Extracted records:
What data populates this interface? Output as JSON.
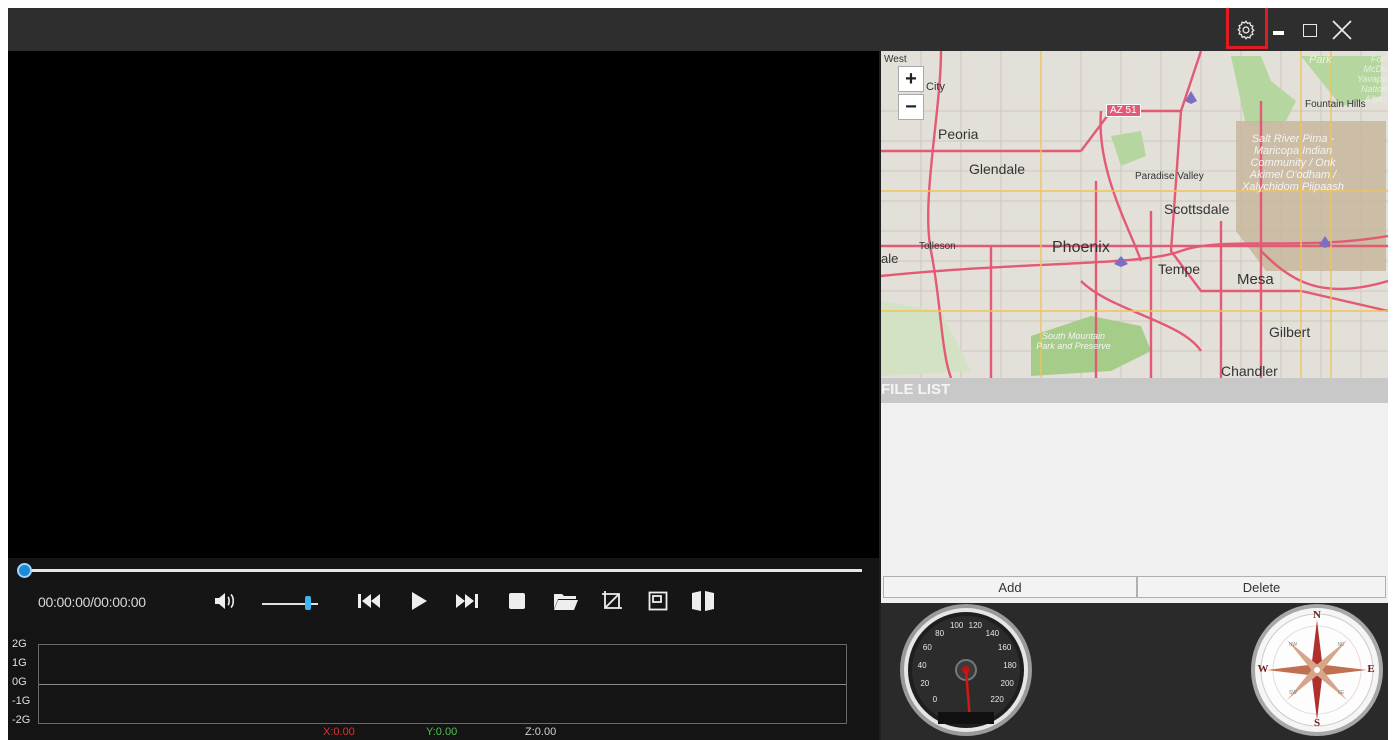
{
  "window": {
    "controls": [
      "settings-icon",
      "minimize-icon",
      "maximize-icon",
      "close-icon"
    ],
    "highlight_color": "#e21b23"
  },
  "player": {
    "time": "00:00:00/00:00:00",
    "progress": 0.0,
    "volume": 0.75,
    "accent_color": "#1e88d8",
    "buttons": [
      "volume-icon",
      "previous-icon",
      "play-icon",
      "next-icon",
      "stop-icon",
      "open-folder-icon",
      "crop-icon",
      "window-icon",
      "split-view-icon"
    ]
  },
  "graph": {
    "ylabels": [
      "2G",
      "1G",
      "0G",
      "-1G",
      "-2G"
    ],
    "x_label": "X:0.00",
    "y_label": "Y:0.00",
    "z_label": "Z:0.00",
    "x_color": "#e03030",
    "y_color": "#50c050",
    "z_color": "#d0d0d0"
  },
  "map": {
    "zoom_in": "+",
    "zoom_out": "−",
    "labels": {
      "west": "West",
      "city": "City",
      "az51": "AZ 51",
      "peoria": "Peoria",
      "glendale": "Glendale",
      "paradise_valley": "Paradise Valley",
      "scottsdale": "Scottsdale",
      "tolleson": "Tolleson",
      "ale": "ale",
      "phoenix": "Phoenix",
      "tempe": "Tempe",
      "mesa": "Mesa",
      "gilbert": "Gilbert",
      "chandler": "Chandler",
      "fountain_hills": "Fountain Hills",
      "park": "Park",
      "fort_mcdowell": "Fort McDo Yavapa Nation A'ba:j",
      "salt_river": "Salt River Pima - Maricopa Indian Community / Onk Akimel O'odham / Xalychidom Piipaash",
      "south_mountain": "South Mountain Park and Preserve"
    }
  },
  "file_list": {
    "header": "FILE LIST",
    "add_label": "Add",
    "delete_label": "Delete",
    "items": []
  },
  "gauges": {
    "speed_ticks": [
      "0",
      "20",
      "40",
      "60",
      "80",
      "100",
      "120",
      "140",
      "160",
      "180",
      "200",
      "220"
    ],
    "speed": 0,
    "compass_letters": [
      "N",
      "E",
      "S",
      "W"
    ],
    "compass_minor": [
      "NW",
      "NE",
      "SE",
      "SW"
    ]
  }
}
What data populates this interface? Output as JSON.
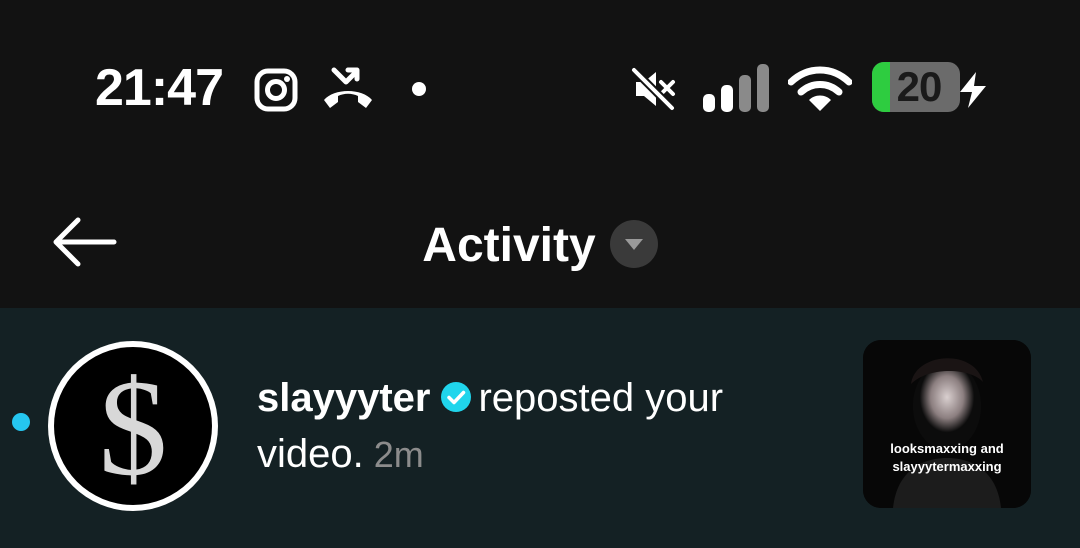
{
  "status_bar": {
    "time": "21:47",
    "battery_level": "20",
    "battery_fraction": 0.2,
    "icons": [
      "instagram-icon",
      "missed-call-icon",
      "notification-dot-icon",
      "muted-icon",
      "signal-icon",
      "wifi-icon",
      "battery-icon",
      "charging-icon"
    ]
  },
  "header": {
    "title": "Activity",
    "back_icon": "back-arrow-icon",
    "dropdown_icon": "chevron-down-icon"
  },
  "activity": [
    {
      "unread": true,
      "avatar_glyph": "$",
      "username": "slayyyter",
      "verified": true,
      "action": "reposted your video.",
      "time": "2m",
      "thumbnail_caption": [
        "looksmaxxing and",
        "slayyytermaxxing"
      ]
    }
  ],
  "colors": {
    "background": "#121212",
    "row_background": "#142124",
    "unread_dot": "#25c6f0",
    "verified_badge": "#20d5ec",
    "battery_fill": "#2ecc40",
    "muted_text": "#8c8c8c"
  }
}
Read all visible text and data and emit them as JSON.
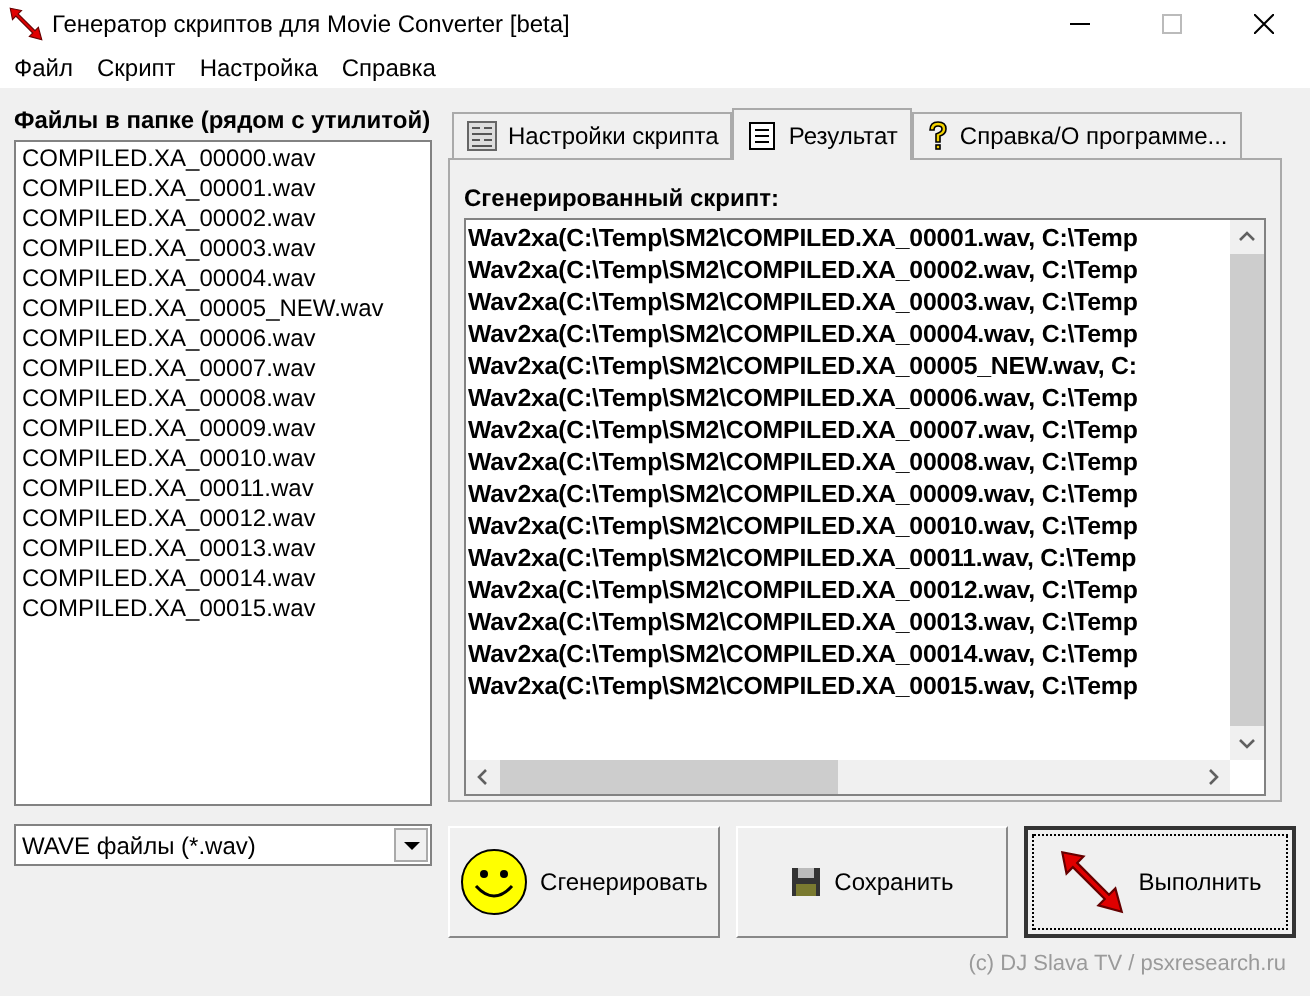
{
  "window": {
    "title": "Генератор скриптов для Movie Converter [beta]"
  },
  "menu": [
    "Файл",
    "Скрипт",
    "Настройка",
    "Справка"
  ],
  "files": {
    "label": "Файлы в папке (рядом с утилитой)",
    "items": [
      "COMPILED.XA_00000.wav",
      "COMPILED.XA_00001.wav",
      "COMPILED.XA_00002.wav",
      "COMPILED.XA_00003.wav",
      "COMPILED.XA_00004.wav",
      "COMPILED.XA_00005_NEW.wav",
      "COMPILED.XA_00006.wav",
      "COMPILED.XA_00007.wav",
      "COMPILED.XA_00008.wav",
      "COMPILED.XA_00009.wav",
      "COMPILED.XA_00010.wav",
      "COMPILED.XA_00011.wav",
      "COMPILED.XA_00012.wav",
      "COMPILED.XA_00013.wav",
      "COMPILED.XA_00014.wav",
      "COMPILED.XA_00015.wav"
    ],
    "filter": "WAVE файлы (*.wav)"
  },
  "tabs": [
    {
      "label": "Настройки скрипта",
      "selected": false,
      "kind": "settings"
    },
    {
      "label": "Результат",
      "selected": true,
      "kind": "result"
    },
    {
      "label": "Справка/О программе...",
      "selected": false,
      "kind": "help"
    }
  ],
  "script": {
    "label": "Сгенерированный скрипт:",
    "lines": [
      "Wav2xa(C:\\Temp\\SM2\\COMPILED.XA_00001.wav, C:\\Temp",
      "Wav2xa(C:\\Temp\\SM2\\COMPILED.XA_00002.wav, C:\\Temp",
      "Wav2xa(C:\\Temp\\SM2\\COMPILED.XA_00003.wav, C:\\Temp",
      "Wav2xa(C:\\Temp\\SM2\\COMPILED.XA_00004.wav, C:\\Temp",
      "Wav2xa(C:\\Temp\\SM2\\COMPILED.XA_00005_NEW.wav, C:",
      "Wav2xa(C:\\Temp\\SM2\\COMPILED.XA_00006.wav, C:\\Temp",
      "Wav2xa(C:\\Temp\\SM2\\COMPILED.XA_00007.wav, C:\\Temp",
      "Wav2xa(C:\\Temp\\SM2\\COMPILED.XA_00008.wav, C:\\Temp",
      "Wav2xa(C:\\Temp\\SM2\\COMPILED.XA_00009.wav, C:\\Temp",
      "Wav2xa(C:\\Temp\\SM2\\COMPILED.XA_00010.wav, C:\\Temp",
      "Wav2xa(C:\\Temp\\SM2\\COMPILED.XA_00011.wav, C:\\Temp",
      "Wav2xa(C:\\Temp\\SM2\\COMPILED.XA_00012.wav, C:\\Temp",
      "Wav2xa(C:\\Temp\\SM2\\COMPILED.XA_00013.wav, C:\\Temp",
      "Wav2xa(C:\\Temp\\SM2\\COMPILED.XA_00014.wav, C:\\Temp",
      "Wav2xa(C:\\Temp\\SM2\\COMPILED.XA_00015.wav, C:\\Temp"
    ]
  },
  "buttons": [
    {
      "label": "Сгенерировать",
      "kind": "smiley",
      "selected": false
    },
    {
      "label": "Сохранить",
      "kind": "save",
      "selected": false
    },
    {
      "label": "Выполнить",
      "kind": "arrows",
      "selected": true
    }
  ],
  "copyright": "(c) DJ Slava TV / psxresearch.ru"
}
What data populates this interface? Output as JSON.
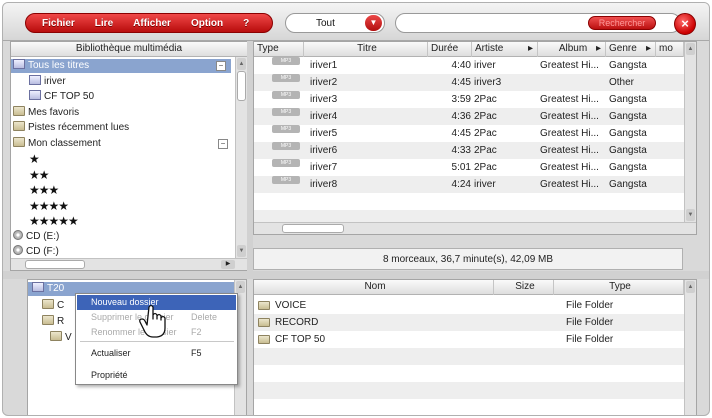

YOUR INSTRUCTIONS: Reproduce each line word for word and drop the pictures.

TASK OUTPUT:
What data populates this interface? Output as JSON.
{
  "window": {
    "controls": [
      "settings-icon",
      "minimize-icon",
      "maximize-icon",
      "close-icon"
    ],
    "highlight_color": "#e21b23"
  },
  "player": {
    "time": "00:00:00/00:00:00",
    "progress": 0.0,
    "volume": 0.75,
    "accent_color": "#1e88d8",
    "buttons": [
      "volume-icon",
      "previous-icon",
      "play-icon",
      "next-icon",
      "stop-icon",
      "open-folder-icon",
      "crop-icon",
      "window-icon",
      "split-view-icon"
    ]
  },
  "graph": {
    "ylabels": [
      "2G",
      "1G",
      "0G",
      "-1G",
      "-2G"
    ],
    "x_label": "X:0.00",
    "y_label": "Y:0.00",
    "z_label": "Z:0.00",
    "x_color": "#e03030",
    "y_color": "#50c050",
    "z_color": "#d0d0d0"
  },
  "map": {
    "zoom_in": "+",
    "zoom_out": "−",
    "labels": {
      "west": "West",
      "city": "City",
      "az51": "AZ 51",
      "peoria": "Peoria",
      "glendale": "Glendale",
      "paradise_valley": "Paradise Valley",
      "scottsdale": "Scottsdale",
      "tolleson": "Tolleson",
      "ale": "ale",
      "phoenix": "Phoenix",
      "tempe": "Tempe",
      "mesa": "Mesa",
      "gilbert": "Gilbert",
      "chandler": "Chandler",
      "fountain_hills": "Fountain Hills",
      "park": "Park",
      "fort_mcdowell": "Fort McDo Yavapa Nation A'ba:j",
      "salt_river": "Salt River Pima - Maricopa Indian Community / Onk Akimel O'odham / Xalychidom Piipaash",
      "south_mountain": "South Mountain Park and Preserve"
    }
  },
  "file_list": {
    "header": "FILE LIST",
    "add_label": "Add",
    "delete_label": "Delete",
    "items": []
  },
  "gauges": {
    "speed_ticks": [
      "0",
      "20",
      "40",
      "60",
      "80",
      "100",
      "120",
      "140",
      "160",
      "180",
      "200",
      "220"
    ],
    "speed": 0,
    "compass_letters": [
      "N",
      "E",
      "S",
      "W"
    ],
    "compass_minor": [
      "NW",
      "NE",
      "SE",
      "SW"
    ]
  }
}
What data populates this interface? Output as JSON.
{
  "status_bar": {
    "time": "21:47",
    "battery_level": "20",
    "battery_fraction": 0.2,
    "icons": [
      "instagram-icon",
      "missed-call-icon",
      "notification-dot-icon",
      "muted-icon",
      "signal-icon",
      "wifi-icon",
      "battery-icon",
      "charging-icon"
    ]
  },
  "header": {
    "title": "Activity",
    "back_icon": "back-arrow-icon",
    "dropdown_icon": "chevron-down-icon"
  },
  "activity": [
    {
      "unread": true,
      "avatar_glyph": "$",
      "username": "slayyyter",
      "verified": true,
      "action": "reposted your video.",
      "time": "2m",
      "thumbnail_caption": [
        "looksmaxxing and",
        "slayyytermaxxing"
      ]
    }
  ],
  "colors": {
    "background": "#121212",
    "row_background": "#142124",
    "unread_dot": "#25c6f0",
    "verified_badge": "#20d5ec",
    "battery_fill": "#2ecc40",
    "muted_text": "#8c8c8c"
  }
}
Read all visible text and data and emit them as JSON.
{
  "window": {
    "title": "Генератор скриптов для Movie Converter [beta]"
  },
  "menu": [
    "Файл",
    "Скрипт",
    "Настройка",
    "Справка"
  ],
  "files": {
    "label": "Файлы в папке (рядом с утилитой)",
    "items": [
      "COMPILED.XA_00000.wav",
      "COMPILED.XA_00001.wav",
      "COMPILED.XA_00002.wav",
      "COMPILED.XA_00003.wav",
      "COMPILED.XA_00004.wav",
      "COMPILED.XA_00005_NEW.wav",
      "COMPILED.XA_00006.wav",
      "COMPILED.XA_00007.wav",
      "COMPILED.XA_00008.wav",
      "COMPILED.XA_00009.wav",
      "COMPILED.XA_00010.wav",
      "COMPILED.XA_00011.wav",
      "COMPILED.XA_00012.wav",
      "COMPILED.XA_00013.wav",
      "COMPILED.XA_00014.wav",
      "COMPILED.XA_00015.wav"
    ],
    "filter": "WAVE файлы (*.wav)"
  },
  "tabs": [
    {
      "label": "Настройки скрипта",
      "selected": false,
      "kind": "settings"
    },
    {
      "label": "Результат",
      "selected": true,
      "kind": "result"
    },
    {
      "label": "Справка/О программе...",
      "selected": false,
      "kind": "help"
    }
  ],
  "script": {
    "label": "Сгенерированный скрипт:",
    "lines": [
      "Wav2xa(C:\\Temp\\SM2\\COMPILED.XA_00001.wav, C:\\Temp",
      "Wav2xa(C:\\Temp\\SM2\\COMPILED.XA_00002.wav, C:\\Temp",
      "Wav2xa(C:\\Temp\\SM2\\COMPILED.XA_00003.wav, C:\\Temp",
      "Wav2xa(C:\\Temp\\SM2\\COMPILED.XA_00004.wav, C:\\Temp",
      "Wav2xa(C:\\Temp\\SM2\\COMPILED.XA_00005_NEW.wav, C:",
      "Wav2xa(C:\\Temp\\SM2\\COMPILED.XA_00006.wav, C:\\Temp",
      "Wav2xa(C:\\Temp\\SM2\\COMPILED.XA_00007.wav, C:\\Temp",
      "Wav2xa(C:\\Temp\\SM2\\COMPILED.XA_00008.wav, C:\\Temp",
      "Wav2xa(C:\\Temp\\SM2\\COMPILED.XA_00009.wav, C:\\Temp",
      "Wav2xa(C:\\Temp\\SM2\\COMPILED.XA_00010.wav, C:\\Temp",
      "Wav2xa(C:\\Temp\\SM2\\COMPILED.XA_00011.wav, C:\\Temp",
      "Wav2xa(C:\\Temp\\SM2\\COMPILED.XA_00012.wav, C:\\Temp",
      "Wav2xa(C:\\Temp\\SM2\\COMPILED.XA_00013.wav, C:\\Temp",
      "Wav2xa(C:\\Temp\\SM2\\COMPILED.XA_00014.wav, C:\\Temp",
      "Wav2xa(C:\\Temp\\SM2\\COMPILED.XA_00015.wav, C:\\Temp"
    ]
  },
  "buttons": [
    {
      "label": "Сгенерировать",
      "kind": "smiley",
      "selected": false
    },
    {
      "label": "Сохранить",
      "kind": "save",
      "selected": false
    },
    {
      "label": "Выполнить",
      "kind": "arrows",
      "selected": true
    }
  ],
  "copyright": "(c) DJ Slava TV / psxresearch.ru"
}
What data populates this interface? Output as JSON.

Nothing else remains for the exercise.